───── Rows

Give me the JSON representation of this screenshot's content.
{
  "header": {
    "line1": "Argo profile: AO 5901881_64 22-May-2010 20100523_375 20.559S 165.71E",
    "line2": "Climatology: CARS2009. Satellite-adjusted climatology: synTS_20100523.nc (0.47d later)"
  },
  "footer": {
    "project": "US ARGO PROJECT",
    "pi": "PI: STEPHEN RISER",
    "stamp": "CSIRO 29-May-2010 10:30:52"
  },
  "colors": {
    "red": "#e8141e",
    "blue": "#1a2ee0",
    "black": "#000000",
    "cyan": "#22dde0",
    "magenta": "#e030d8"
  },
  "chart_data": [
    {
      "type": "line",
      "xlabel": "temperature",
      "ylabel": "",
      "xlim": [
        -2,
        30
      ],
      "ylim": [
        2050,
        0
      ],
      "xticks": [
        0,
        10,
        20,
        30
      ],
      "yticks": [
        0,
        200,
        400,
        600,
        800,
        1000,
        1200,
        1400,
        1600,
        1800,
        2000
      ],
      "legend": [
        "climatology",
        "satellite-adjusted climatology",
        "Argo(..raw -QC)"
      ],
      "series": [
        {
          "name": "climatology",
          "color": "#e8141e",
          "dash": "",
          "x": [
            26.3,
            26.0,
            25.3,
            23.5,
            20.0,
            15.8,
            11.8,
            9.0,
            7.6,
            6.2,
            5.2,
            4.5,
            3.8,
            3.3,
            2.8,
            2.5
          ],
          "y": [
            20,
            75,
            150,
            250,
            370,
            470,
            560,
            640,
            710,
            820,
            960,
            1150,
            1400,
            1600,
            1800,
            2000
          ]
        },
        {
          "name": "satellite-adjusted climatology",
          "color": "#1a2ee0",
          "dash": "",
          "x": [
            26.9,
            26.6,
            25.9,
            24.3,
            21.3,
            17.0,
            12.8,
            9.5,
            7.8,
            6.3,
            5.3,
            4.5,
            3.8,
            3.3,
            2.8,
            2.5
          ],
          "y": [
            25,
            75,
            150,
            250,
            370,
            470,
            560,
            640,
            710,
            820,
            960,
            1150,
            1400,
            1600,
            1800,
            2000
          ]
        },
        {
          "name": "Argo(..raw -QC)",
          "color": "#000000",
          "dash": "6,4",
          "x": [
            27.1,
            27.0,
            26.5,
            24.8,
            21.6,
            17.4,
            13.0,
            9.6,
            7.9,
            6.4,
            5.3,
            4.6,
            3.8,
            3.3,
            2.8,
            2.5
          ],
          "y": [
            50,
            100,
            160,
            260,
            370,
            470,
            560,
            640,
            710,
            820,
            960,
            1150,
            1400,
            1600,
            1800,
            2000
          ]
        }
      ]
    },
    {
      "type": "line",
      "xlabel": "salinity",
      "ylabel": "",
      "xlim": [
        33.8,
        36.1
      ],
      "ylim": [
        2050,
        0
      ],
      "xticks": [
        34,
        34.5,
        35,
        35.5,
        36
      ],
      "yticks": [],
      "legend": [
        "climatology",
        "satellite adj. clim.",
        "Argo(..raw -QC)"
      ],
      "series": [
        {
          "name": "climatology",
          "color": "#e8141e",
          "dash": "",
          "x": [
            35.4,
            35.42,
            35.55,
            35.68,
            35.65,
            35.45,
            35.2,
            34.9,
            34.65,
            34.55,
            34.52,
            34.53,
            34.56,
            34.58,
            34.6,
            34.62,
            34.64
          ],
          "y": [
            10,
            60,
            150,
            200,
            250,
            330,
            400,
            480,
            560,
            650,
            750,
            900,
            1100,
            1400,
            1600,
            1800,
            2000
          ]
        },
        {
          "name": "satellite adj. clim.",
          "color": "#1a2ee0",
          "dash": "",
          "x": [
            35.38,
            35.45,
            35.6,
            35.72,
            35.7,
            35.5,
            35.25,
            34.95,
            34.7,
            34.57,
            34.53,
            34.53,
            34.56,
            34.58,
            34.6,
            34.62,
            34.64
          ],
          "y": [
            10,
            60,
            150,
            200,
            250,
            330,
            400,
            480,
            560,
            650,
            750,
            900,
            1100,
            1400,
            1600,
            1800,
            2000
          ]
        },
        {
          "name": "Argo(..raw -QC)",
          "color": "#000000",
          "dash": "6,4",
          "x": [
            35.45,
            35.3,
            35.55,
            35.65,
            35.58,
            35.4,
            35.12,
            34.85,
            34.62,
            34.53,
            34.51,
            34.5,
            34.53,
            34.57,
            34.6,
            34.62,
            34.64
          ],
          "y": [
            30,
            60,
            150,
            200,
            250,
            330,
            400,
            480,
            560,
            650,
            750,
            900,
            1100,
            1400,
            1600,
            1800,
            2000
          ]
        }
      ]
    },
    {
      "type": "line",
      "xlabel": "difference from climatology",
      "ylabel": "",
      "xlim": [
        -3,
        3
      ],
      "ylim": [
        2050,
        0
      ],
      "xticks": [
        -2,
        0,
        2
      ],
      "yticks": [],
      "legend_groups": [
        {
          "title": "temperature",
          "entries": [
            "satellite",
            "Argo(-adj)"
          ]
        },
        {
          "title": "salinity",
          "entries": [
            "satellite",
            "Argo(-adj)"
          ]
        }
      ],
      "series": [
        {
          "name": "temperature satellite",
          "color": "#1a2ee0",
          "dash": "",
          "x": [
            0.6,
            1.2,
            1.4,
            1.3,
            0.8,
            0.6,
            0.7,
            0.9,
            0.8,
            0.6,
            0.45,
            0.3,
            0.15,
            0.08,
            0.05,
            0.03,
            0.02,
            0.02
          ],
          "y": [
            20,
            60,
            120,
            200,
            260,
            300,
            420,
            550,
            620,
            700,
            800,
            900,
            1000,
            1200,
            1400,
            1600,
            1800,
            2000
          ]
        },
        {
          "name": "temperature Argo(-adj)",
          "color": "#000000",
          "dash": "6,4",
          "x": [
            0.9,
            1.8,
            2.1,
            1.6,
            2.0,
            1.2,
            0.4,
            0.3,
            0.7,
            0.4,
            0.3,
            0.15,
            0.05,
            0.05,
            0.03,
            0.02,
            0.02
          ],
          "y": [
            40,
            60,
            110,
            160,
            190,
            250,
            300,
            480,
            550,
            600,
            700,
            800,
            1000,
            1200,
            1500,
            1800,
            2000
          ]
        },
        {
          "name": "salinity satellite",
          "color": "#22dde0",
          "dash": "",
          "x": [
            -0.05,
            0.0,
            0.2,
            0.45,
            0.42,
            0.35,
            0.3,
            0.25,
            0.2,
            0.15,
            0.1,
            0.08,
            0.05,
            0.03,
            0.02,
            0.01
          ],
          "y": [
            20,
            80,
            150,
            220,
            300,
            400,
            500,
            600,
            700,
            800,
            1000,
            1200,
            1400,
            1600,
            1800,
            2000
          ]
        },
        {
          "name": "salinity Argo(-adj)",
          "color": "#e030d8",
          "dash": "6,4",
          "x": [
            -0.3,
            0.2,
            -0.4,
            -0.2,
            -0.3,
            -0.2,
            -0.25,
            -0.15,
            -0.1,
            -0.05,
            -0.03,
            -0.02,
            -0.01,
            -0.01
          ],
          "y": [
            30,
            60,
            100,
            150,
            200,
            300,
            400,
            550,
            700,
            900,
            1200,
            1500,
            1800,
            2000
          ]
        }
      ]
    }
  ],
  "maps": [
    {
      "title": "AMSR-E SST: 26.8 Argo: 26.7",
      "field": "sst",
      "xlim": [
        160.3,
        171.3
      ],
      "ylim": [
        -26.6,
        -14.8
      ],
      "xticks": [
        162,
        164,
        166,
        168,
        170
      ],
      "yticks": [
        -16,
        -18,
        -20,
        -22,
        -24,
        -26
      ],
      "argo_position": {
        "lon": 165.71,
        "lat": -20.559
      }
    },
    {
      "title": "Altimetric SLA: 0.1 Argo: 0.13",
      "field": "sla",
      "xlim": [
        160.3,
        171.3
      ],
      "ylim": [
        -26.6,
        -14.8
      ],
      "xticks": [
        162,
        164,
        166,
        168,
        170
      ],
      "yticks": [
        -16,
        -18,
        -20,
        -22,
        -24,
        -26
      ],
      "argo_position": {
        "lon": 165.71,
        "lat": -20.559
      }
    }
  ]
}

──────────

Objective |
Choose all lines containing the string "climatology" and copy them out.

Written answer |
    "line2": "Climatology: CARS2009. Satellite-adjusted climatology: synTS_20100523.nc (0.47d later)"
        "climatology",
        "satellite-adjusted climatology",
          "name": "climatology",
          "name": "satellite-adjusted climatology",
        "climatology",
          "name": "climatology",
      "xlabel": "difference from climatology",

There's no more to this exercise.